**What you need to do**
Your task is to retype each line of the data below exactly.

>> begin

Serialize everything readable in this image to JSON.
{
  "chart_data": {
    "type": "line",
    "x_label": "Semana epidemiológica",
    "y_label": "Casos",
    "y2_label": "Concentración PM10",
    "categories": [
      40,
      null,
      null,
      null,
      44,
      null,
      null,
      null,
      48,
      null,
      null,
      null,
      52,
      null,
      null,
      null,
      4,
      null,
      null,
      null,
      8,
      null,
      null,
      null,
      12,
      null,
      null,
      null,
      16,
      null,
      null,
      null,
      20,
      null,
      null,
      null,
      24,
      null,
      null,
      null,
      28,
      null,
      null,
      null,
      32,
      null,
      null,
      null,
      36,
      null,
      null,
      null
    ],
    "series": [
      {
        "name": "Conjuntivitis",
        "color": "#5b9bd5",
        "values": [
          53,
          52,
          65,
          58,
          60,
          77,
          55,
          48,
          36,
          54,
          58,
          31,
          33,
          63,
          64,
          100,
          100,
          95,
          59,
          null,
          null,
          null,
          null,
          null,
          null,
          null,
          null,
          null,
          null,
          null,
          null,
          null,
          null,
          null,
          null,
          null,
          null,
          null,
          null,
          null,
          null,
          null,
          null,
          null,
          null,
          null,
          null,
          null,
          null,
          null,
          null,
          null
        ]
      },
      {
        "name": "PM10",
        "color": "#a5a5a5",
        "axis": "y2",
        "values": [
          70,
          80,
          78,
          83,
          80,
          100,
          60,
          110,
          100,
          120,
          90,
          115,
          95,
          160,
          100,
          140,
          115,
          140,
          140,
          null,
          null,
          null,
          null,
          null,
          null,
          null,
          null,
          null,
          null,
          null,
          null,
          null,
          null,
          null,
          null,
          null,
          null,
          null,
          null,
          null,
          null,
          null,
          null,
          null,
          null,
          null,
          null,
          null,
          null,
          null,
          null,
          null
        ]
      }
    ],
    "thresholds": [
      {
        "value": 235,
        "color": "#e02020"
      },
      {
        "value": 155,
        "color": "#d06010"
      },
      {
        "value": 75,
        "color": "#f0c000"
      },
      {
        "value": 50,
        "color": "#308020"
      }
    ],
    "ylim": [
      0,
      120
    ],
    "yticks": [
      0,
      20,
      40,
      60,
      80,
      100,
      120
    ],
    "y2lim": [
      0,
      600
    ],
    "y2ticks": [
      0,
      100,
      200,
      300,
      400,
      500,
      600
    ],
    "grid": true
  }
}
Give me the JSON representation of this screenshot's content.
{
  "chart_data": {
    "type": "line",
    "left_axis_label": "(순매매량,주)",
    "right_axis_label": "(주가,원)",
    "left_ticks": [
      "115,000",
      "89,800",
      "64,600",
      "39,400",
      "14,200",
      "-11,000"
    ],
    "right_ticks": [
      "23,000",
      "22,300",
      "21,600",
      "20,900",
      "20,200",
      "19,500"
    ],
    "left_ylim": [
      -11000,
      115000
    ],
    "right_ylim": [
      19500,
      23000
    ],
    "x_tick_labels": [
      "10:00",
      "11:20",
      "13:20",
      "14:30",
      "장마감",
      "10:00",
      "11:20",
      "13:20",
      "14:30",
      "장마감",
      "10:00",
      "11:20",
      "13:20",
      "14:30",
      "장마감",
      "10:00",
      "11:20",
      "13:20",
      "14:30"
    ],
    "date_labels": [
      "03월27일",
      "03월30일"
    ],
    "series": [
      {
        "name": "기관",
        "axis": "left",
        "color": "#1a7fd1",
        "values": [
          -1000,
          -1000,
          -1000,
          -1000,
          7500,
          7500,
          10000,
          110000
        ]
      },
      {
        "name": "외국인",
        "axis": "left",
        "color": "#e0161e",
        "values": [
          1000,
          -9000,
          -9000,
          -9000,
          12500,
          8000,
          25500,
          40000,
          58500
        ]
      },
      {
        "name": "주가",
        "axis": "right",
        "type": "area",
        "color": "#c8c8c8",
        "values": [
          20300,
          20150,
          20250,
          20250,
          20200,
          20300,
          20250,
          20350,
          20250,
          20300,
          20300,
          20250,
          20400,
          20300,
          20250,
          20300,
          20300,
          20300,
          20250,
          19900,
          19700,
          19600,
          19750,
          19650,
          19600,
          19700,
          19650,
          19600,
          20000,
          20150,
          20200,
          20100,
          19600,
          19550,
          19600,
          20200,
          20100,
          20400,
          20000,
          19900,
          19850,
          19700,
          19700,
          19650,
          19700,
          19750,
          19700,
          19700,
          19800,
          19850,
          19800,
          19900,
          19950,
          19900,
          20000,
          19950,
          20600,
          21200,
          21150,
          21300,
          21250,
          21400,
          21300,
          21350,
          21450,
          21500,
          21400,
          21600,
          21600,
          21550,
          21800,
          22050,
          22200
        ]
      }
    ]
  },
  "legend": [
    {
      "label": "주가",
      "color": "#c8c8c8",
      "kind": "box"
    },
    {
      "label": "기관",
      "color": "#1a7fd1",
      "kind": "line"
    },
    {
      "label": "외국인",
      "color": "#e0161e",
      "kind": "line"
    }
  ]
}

>> end

**Solution to this exercise**
Serialize everything readable in this image to JSON.
{
  "chart_data": {
    "type": "line",
    "x_label": "Semana epidemiológica",
    "y_label": "Casos",
    "y2_label": "Concentración PM10",
    "categories": [
      40,
      null,
      null,
      null,
      44,
      null,
      null,
      null,
      48,
      null,
      null,
      null,
      52,
      null,
      null,
      null,
      4,
      null,
      null,
      null,
      8,
      null,
      null,
      null,
      12,
      null,
      null,
      null,
      16,
      null,
      null,
      null,
      20,
      null,
      null,
      null,
      24,
      null,
      null,
      null,
      28,
      null,
      null,
      null,
      32,
      null,
      null,
      null,
      36,
      null,
      null,
      null
    ],
    "series": [
      {
        "name": "Conjuntivitis",
        "color": "#5b9bd5",
        "values": [
          53,
          52,
          65,
          58,
          60,
          77,
          55,
          48,
          36,
          54,
          58,
          31,
          33,
          63,
          64,
          100,
          100,
          95,
          59,
          null,
          null,
          null,
          null,
          null,
          null,
          null,
          null,
          null,
          null,
          null,
          null,
          null,
          null,
          null,
          null,
          null,
          null,
          null,
          null,
          null,
          null,
          null,
          null,
          null,
          null,
          null,
          null,
          null,
          null,
          null,
          null,
          null
        ]
      },
      {
        "name": "PM10",
        "color": "#a5a5a5",
        "axis": "y2",
        "values": [
          70,
          80,
          78,
          83,
          80,
          100,
          60,
          110,
          100,
          120,
          90,
          115,
          95,
          160,
          100,
          140,
          115,
          140,
          140,
          null,
          null,
          null,
          null,
          null,
          null,
          null,
          null,
          null,
          null,
          null,
          null,
          null,
          null,
          null,
          null,
          null,
          null,
          null,
          null,
          null,
          null,
          null,
          null,
          null,
          null,
          null,
          null,
          null,
          null,
          null,
          null,
          null
        ]
      }
    ],
    "thresholds": [
      {
        "value": 235,
        "color": "#e02020"
      },
      {
        "value": 155,
        "color": "#d06010"
      },
      {
        "value": 75,
        "color": "#f0c000"
      },
      {
        "value": 50,
        "color": "#308020"
      }
    ],
    "ylim": [
      0,
      120
    ],
    "yticks": [
      0,
      20,
      40,
      60,
      80,
      100,
      120
    ],
    "y2lim": [
      0,
      600
    ],
    "y2ticks": [
      0,
      100,
      200,
      300,
      400,
      500,
      600
    ],
    "grid": true
  }
}
Give me the JSON representation of this screenshot's content.
{
  "chart_data": {
    "type": "line",
    "left_axis_label": "(순매매량,주)",
    "right_axis_label": "(주가,원)",
    "left_ticks": [
      "115,000",
      "89,800",
      "64,600",
      "39,400",
      "14,200",
      "-11,000"
    ],
    "right_ticks": [
      "23,000",
      "22,300",
      "21,600",
      "20,900",
      "20,200",
      "19,500"
    ],
    "left_ylim": [
      -11000,
      115000
    ],
    "right_ylim": [
      19500,
      23000
    ],
    "x_tick_labels": [
      "10:00",
      "11:20",
      "13:20",
      "14:30",
      "장마감",
      "10:00",
      "11:20",
      "13:20",
      "14:30",
      "장마감",
      "10:00",
      "11:20",
      "13:20",
      "14:30",
      "장마감",
      "10:00",
      "11:20",
      "13:20",
      "14:30"
    ],
    "date_labels": [
      "03월27일",
      "03월30일"
    ],
    "series": [
      {
        "name": "기관",
        "axis": "left",
        "color": "#1a7fd1",
        "values": [
          -1000,
          -1000,
          -1000,
          -1000,
          7500,
          7500,
          10000,
          110000
        ]
      },
      {
        "name": "외국인",
        "axis": "left",
        "color": "#e0161e",
        "values": [
          1000,
          -9000,
          -9000,
          -9000,
          12500,
          8000,
          25500,
          40000,
          58500
        ]
      },
      {
        "name": "주가",
        "axis": "right",
        "type": "area",
        "color": "#c8c8c8",
        "values": [
          20300,
          20150,
          20250,
          20250,
          20200,
          20300,
          20250,
          20350,
          20250,
          20300,
          20300,
          20250,
          20400,
          20300,
          20250,
          20300,
          20300,
          20300,
          20250,
          19900,
          19700,
          19600,
          19750,
          19650,
          19600,
          19700,
          19650,
          19600,
          20000,
          20150,
          20200,
          20100,
          19600,
          19550,
          19600,
          20200,
          20100,
          20400,
          20000,
          19900,
          19850,
          19700,
          19700,
          19650,
          19700,
          19750,
          19700,
          19700,
          19800,
          19850,
          19800,
          19900,
          19950,
          19900,
          20000,
          19950,
          20600,
          21200,
          21150,
          21300,
          21250,
          21400,
          21300,
          21350,
          21450,
          21500,
          21400,
          21600,
          21600,
          21550,
          21800,
          22050,
          22200
        ]
      }
    ]
  },
  "legend": [
    {
      "label": "주가",
      "color": "#c8c8c8",
      "kind": "box"
    },
    {
      "label": "기관",
      "color": "#1a7fd1",
      "kind": "line"
    },
    {
      "label": "외국인",
      "color": "#e0161e",
      "kind": "line"
    }
  ]
}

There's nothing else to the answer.